» Exercise brief
Copy out each line of the data that holds the word "macrofauna".

» Records to process
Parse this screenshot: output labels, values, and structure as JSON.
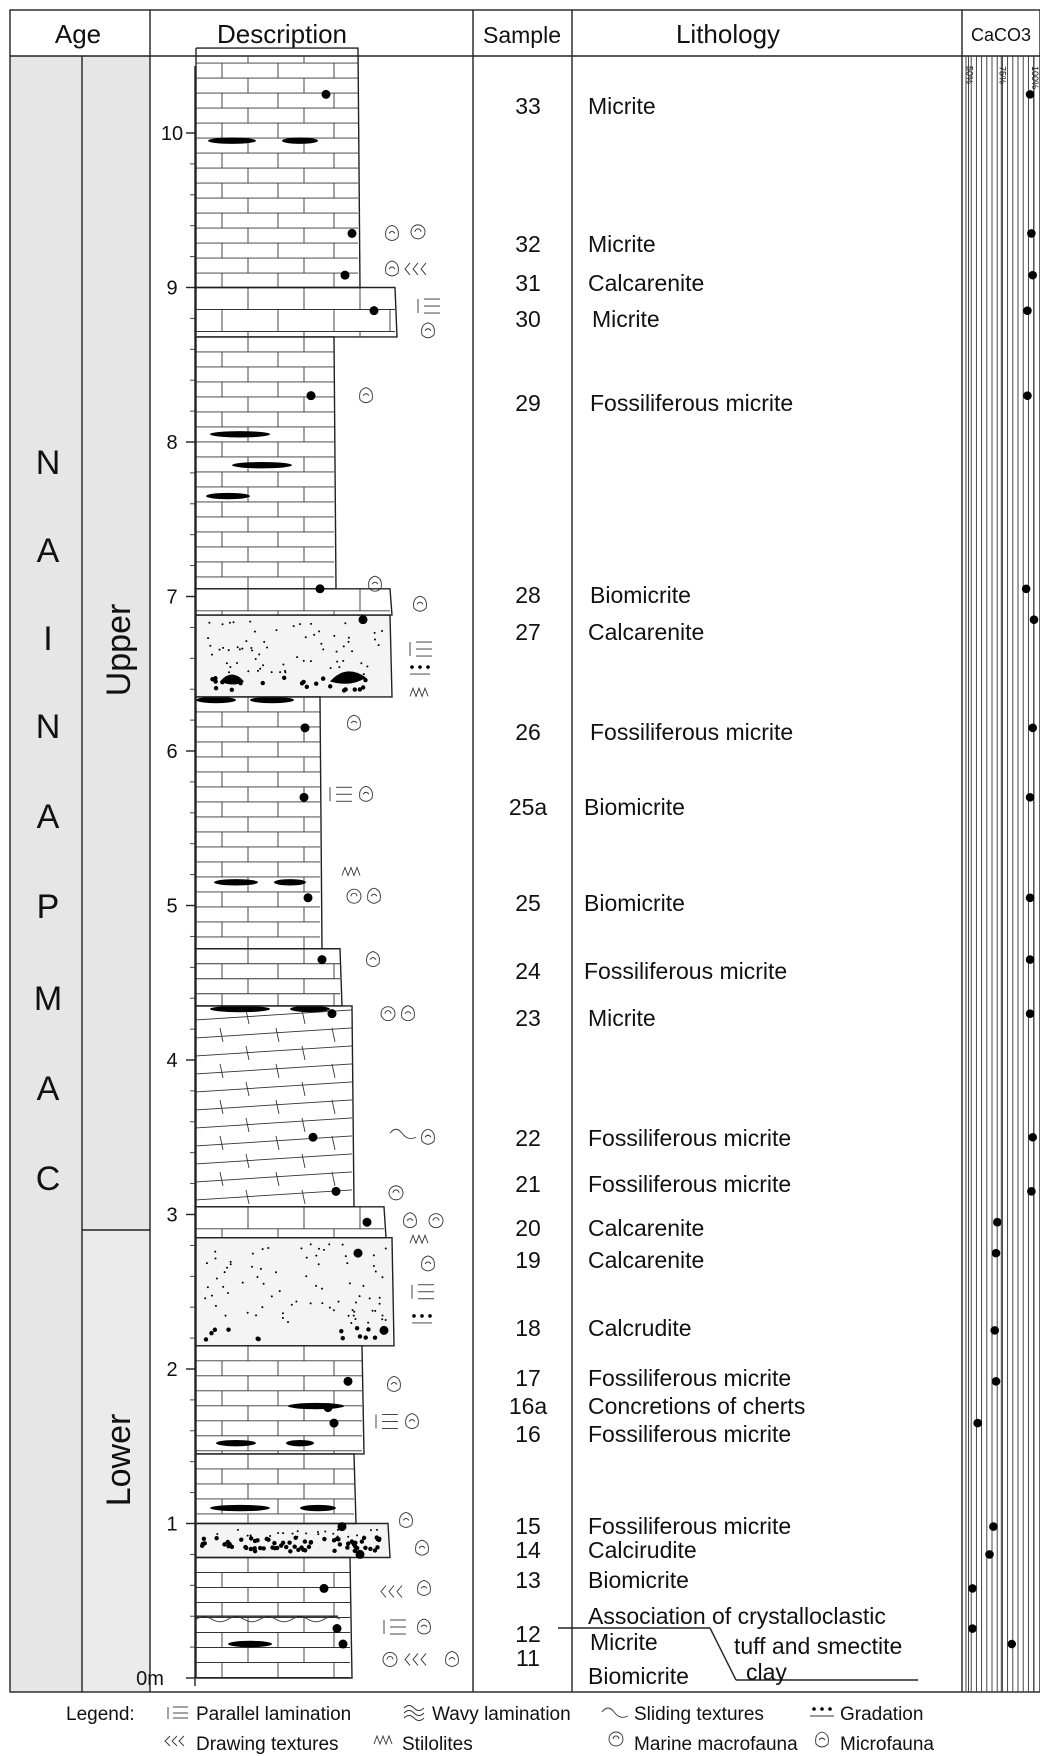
{
  "header": {
    "age": "Age",
    "description": "Description",
    "sample": "Sample",
    "lithology": "Lithology",
    "caco3": "CaCO3",
    "caco3_ticks": [
      "50%",
      "75%",
      "100%"
    ]
  },
  "stage": {
    "letters": [
      "C",
      "A",
      "M",
      "P",
      "A",
      "N",
      "I",
      "A",
      "N"
    ]
  },
  "substage": {
    "upper": "Upper",
    "lower": "Lower"
  },
  "depth_ticks": [
    "0m",
    "1",
    "2",
    "3",
    "4",
    "5",
    "6",
    "7",
    "8",
    "9",
    "10"
  ],
  "samples": [
    {
      "id": "33",
      "lith": "Micrite",
      "caco3": 97,
      "depth": 10.25
    },
    {
      "id": "32",
      "lith": "Micrite",
      "caco3": 98,
      "depth": 9.35
    },
    {
      "id": "31",
      "lith": "Calcarenite",
      "caco3": 99,
      "depth": 9.08
    },
    {
      "id": "30",
      "lith": "Micrite",
      "caco3": 95,
      "depth": 8.85
    },
    {
      "id": "29",
      "lith": "Fossiliferous micrite",
      "caco3": 95,
      "depth": 8.3
    },
    {
      "id": "28",
      "lith": "Biomicrite",
      "caco3": 94,
      "depth": 7.05
    },
    {
      "id": "27",
      "lith": "Calcarenite",
      "caco3": 100,
      "depth": 6.85
    },
    {
      "id": "26",
      "lith": "Fossiliferous micrite",
      "caco3": 99,
      "depth": 6.15
    },
    {
      "id": "25a",
      "lith": "Biomicrite",
      "caco3": 97,
      "depth": 5.7
    },
    {
      "id": "25",
      "lith": "Biomicrite",
      "caco3": 97,
      "depth": 5.05
    },
    {
      "id": "24",
      "lith": "Fossiliferous micrite",
      "caco3": 97,
      "depth": 4.65
    },
    {
      "id": "23",
      "lith": "Micrite",
      "caco3": 97,
      "depth": 4.3
    },
    {
      "id": "22",
      "lith": "Fossiliferous micrite",
      "caco3": 99,
      "depth": 3.5
    },
    {
      "id": "21",
      "lith": "Fossiliferous micrite",
      "caco3": 98,
      "depth": 3.15
    },
    {
      "id": "20",
      "lith": "Calcarenite",
      "caco3": 72,
      "depth": 2.95
    },
    {
      "id": "19",
      "lith": "Calcarenite",
      "caco3": 71,
      "depth": 2.75
    },
    {
      "id": "18",
      "lith": "Calcrudite",
      "caco3": 70,
      "depth": 2.25
    },
    {
      "id": "17",
      "lith": "Fossiliferous micrite",
      "caco3": 71,
      "depth": 1.92
    },
    {
      "id": "16a",
      "lith": "Concretions of cherts",
      "caco3": null,
      "depth": 1.75
    },
    {
      "id": "16",
      "lith": "Fossiliferous micrite",
      "caco3": 57,
      "depth": 1.65
    },
    {
      "id": "15",
      "lith": "Fossiliferous micrite",
      "caco3": 69,
      "depth": 0.98
    },
    {
      "id": "14",
      "lith": "Calcirudite",
      "caco3": 66,
      "depth": 0.8
    },
    {
      "id": "13",
      "lith": "Biomicrite",
      "caco3": 53,
      "depth": 0.58
    },
    {
      "id": "12",
      "lith": "Micrite",
      "caco3": 53,
      "depth": 0.32
    },
    {
      "id": "11",
      "lith": "Biomicrite",
      "caco3": 83,
      "depth": 0.22
    }
  ],
  "tuff_note": [
    "Association of crystalloclastic",
    "tuff and smectite",
    "clay"
  ],
  "legend": {
    "title": "Legend:",
    "items": [
      {
        "sym": "parallel",
        "label": "Parallel lamination"
      },
      {
        "sym": "wavy",
        "label": "Wavy lamination"
      },
      {
        "sym": "sliding",
        "label": "Sliding textures"
      },
      {
        "sym": "gradation",
        "label": "Gradation"
      },
      {
        "sym": "drawing",
        "label": "Drawing textures"
      },
      {
        "sym": "stilolites",
        "label": "Stilolites"
      },
      {
        "sym": "macrofauna",
        "label": "Marine macrofauna"
      },
      {
        "sym": "microfauna",
        "label": "Microfauna"
      }
    ]
  }
}
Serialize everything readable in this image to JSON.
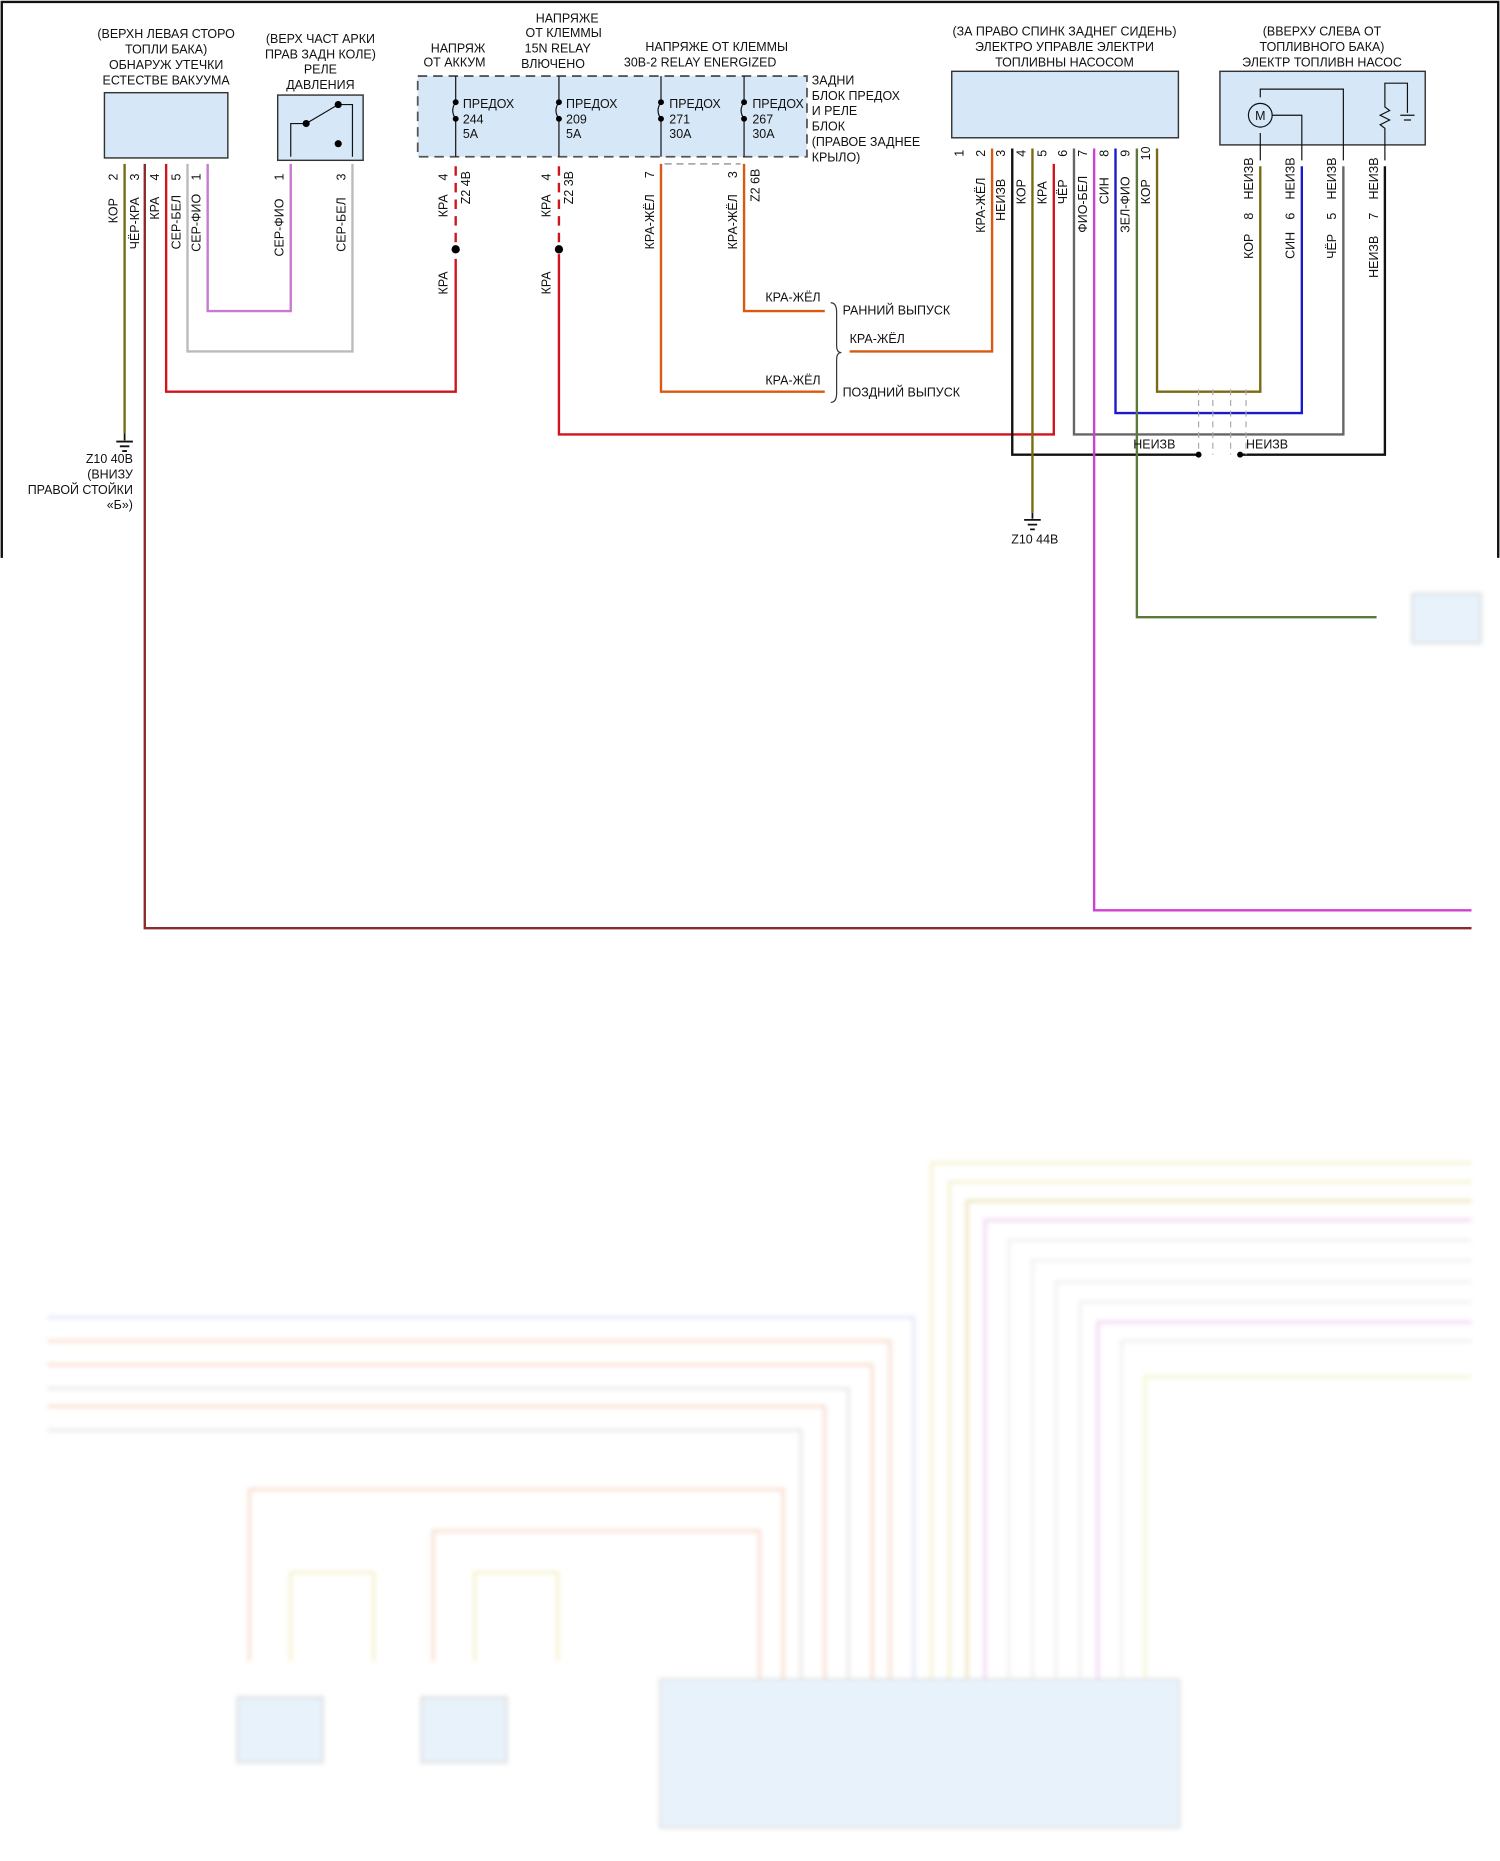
{
  "components": {
    "vacuum_leak": {
      "lines": [
        "(ВЕРХН ЛЕВАЯ СТОРО",
        "ТОПЛИ БАКА)",
        "ОБНАРУЖ УТЕЧКИ",
        "ЕСТЕСТВЕ ВАКУУМА"
      ],
      "pins": [
        {
          "num": "2",
          "color": "КОР"
        },
        {
          "num": "3",
          "color": "ЧЁР-КРА"
        },
        {
          "num": "4",
          "color": "КРА"
        },
        {
          "num": "5",
          "color": "СЕР-БЕЛ"
        },
        {
          "num": "1",
          "color": "СЕР-ФИО"
        }
      ]
    },
    "pressure_relay": {
      "lines": [
        "(ВЕРХ ЧАСТ АРКИ",
        "ПРАВ ЗАДН КОЛЕ)",
        "РЕЛЕ",
        "ДАВЛЕНИЯ"
      ],
      "pins": [
        {
          "num": "1",
          "color": "СЕР-ФИО"
        },
        {
          "num": "3",
          "color": "СЕР-БЕЛ"
        }
      ]
    },
    "fuse_block": {
      "headers": {
        "battery": [
          "НАПРЯЖ",
          "ОТ АККУМ"
        ],
        "relay15n": [
          "НАПРЯЖЕ",
          "ОТ КЛЕММЫ",
          "15N RELAY",
          "ВЛЮЧЕНО"
        ],
        "relay30b": [
          "НАПРЯЖЕ ОТ КЛЕММЫ",
          "30B-2 RELAY ENERGIZED"
        ]
      },
      "side_label": [
        "ЗАДНИ",
        "БЛОК ПРЕДОХ",
        "И РЕЛЕ",
        "БЛОК",
        "(ПРАВОЕ ЗАДНЕЕ",
        "КРЫЛО)"
      ],
      "fuses": [
        {
          "label": "ПРЕДОХ",
          "num": "244",
          "amp": "5A",
          "pin": "4",
          "conn": "Z2 4B",
          "color": "КРА",
          "color2": "КРА"
        },
        {
          "label": "ПРЕДОХ",
          "num": "209",
          "amp": "5A",
          "pin": "4",
          "conn": "Z2 3B",
          "color": "КРА",
          "color2": "КРА"
        },
        {
          "label": "ПРЕДОХ",
          "num": "271",
          "amp": "30A",
          "pin": "7",
          "conn": "",
          "color": "КРА-ЖЁЛ"
        },
        {
          "label": "ПРЕДОХ",
          "num": "267",
          "amp": "30A",
          "pin": "3",
          "conn": "Z2 6B",
          "color": "КРА-ЖЁЛ"
        }
      ]
    },
    "pump_control": {
      "lines": [
        "(ЗА ПРАВО СПИНК ЗАДНЕГ СИДЕНЬ)",
        "ЭЛЕКТРО УПРАВЛЕ ЭЛЕКТРИ",
        "ТОПЛИВНЫ НАСОСОМ"
      ],
      "pins": [
        {
          "num": "1",
          "color": ""
        },
        {
          "num": "2",
          "color": "КРА-ЖЁЛ"
        },
        {
          "num": "3",
          "color": "НЕИЗВ"
        },
        {
          "num": "4",
          "color": "КОР"
        },
        {
          "num": "5",
          "color": "КРА"
        },
        {
          "num": "6",
          "color": "ЧЁР"
        },
        {
          "num": "7",
          "color": "ФИО-БЕЛ"
        },
        {
          "num": "8",
          "color": "СИН"
        },
        {
          "num": "9",
          "color": "ЗЕЛ-ФИО"
        },
        {
          "num": "10",
          "color": "КОР"
        }
      ]
    },
    "fuel_pump": {
      "lines": [
        "(ВВЕРХУ СЛЕВА ОТ",
        "ТОПЛИВНОГО БАКА)",
        "ЭЛЕКТР ТОПЛИВН НАСОС"
      ],
      "motor": "M",
      "pins": [
        {
          "num": "8",
          "top": "НЕИЗВ",
          "color": "КОР"
        },
        {
          "num": "6",
          "top": "НЕИЗВ",
          "color": "СИН"
        },
        {
          "num": "5",
          "top": "НЕИЗВ",
          "color": "ЧЁР"
        },
        {
          "num": "7",
          "top": "НЕИЗВ",
          "color": "НЕИЗВ"
        }
      ]
    }
  },
  "release": {
    "early_wire": "КРА-ЖЁЛ",
    "early": "РАННИЙ ВЫПУСК",
    "mid_wire": "КРА-ЖЁЛ",
    "late_wire": "КРА-ЖЁЛ",
    "late": "ПОЗДНИЙ ВЫПУСК"
  },
  "shield": {
    "left": "НЕИЗВ",
    "right": "НЕИЗВ"
  },
  "grounds": {
    "g1": [
      "Z10 40B",
      "(ВНИЗУ",
      "ПРАВОЙ СТОЙКИ",
      "«Б»)"
    ],
    "g2": "Z10 44B"
  },
  "colors": {
    "red": "#d0141c",
    "brown": "#7a6a10",
    "darkred": "#8b2a2a",
    "gray": "#b8b8b8",
    "violet": "#c77ad0",
    "orange": "#d85a10",
    "blue": "#1a1acc",
    "green": "#5a7a3a",
    "magenta": "#d040d0",
    "box": "#d6e8f8"
  }
}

» Problem solution
        "sym": "macrofauna",
        "label": "Marine macrofauna"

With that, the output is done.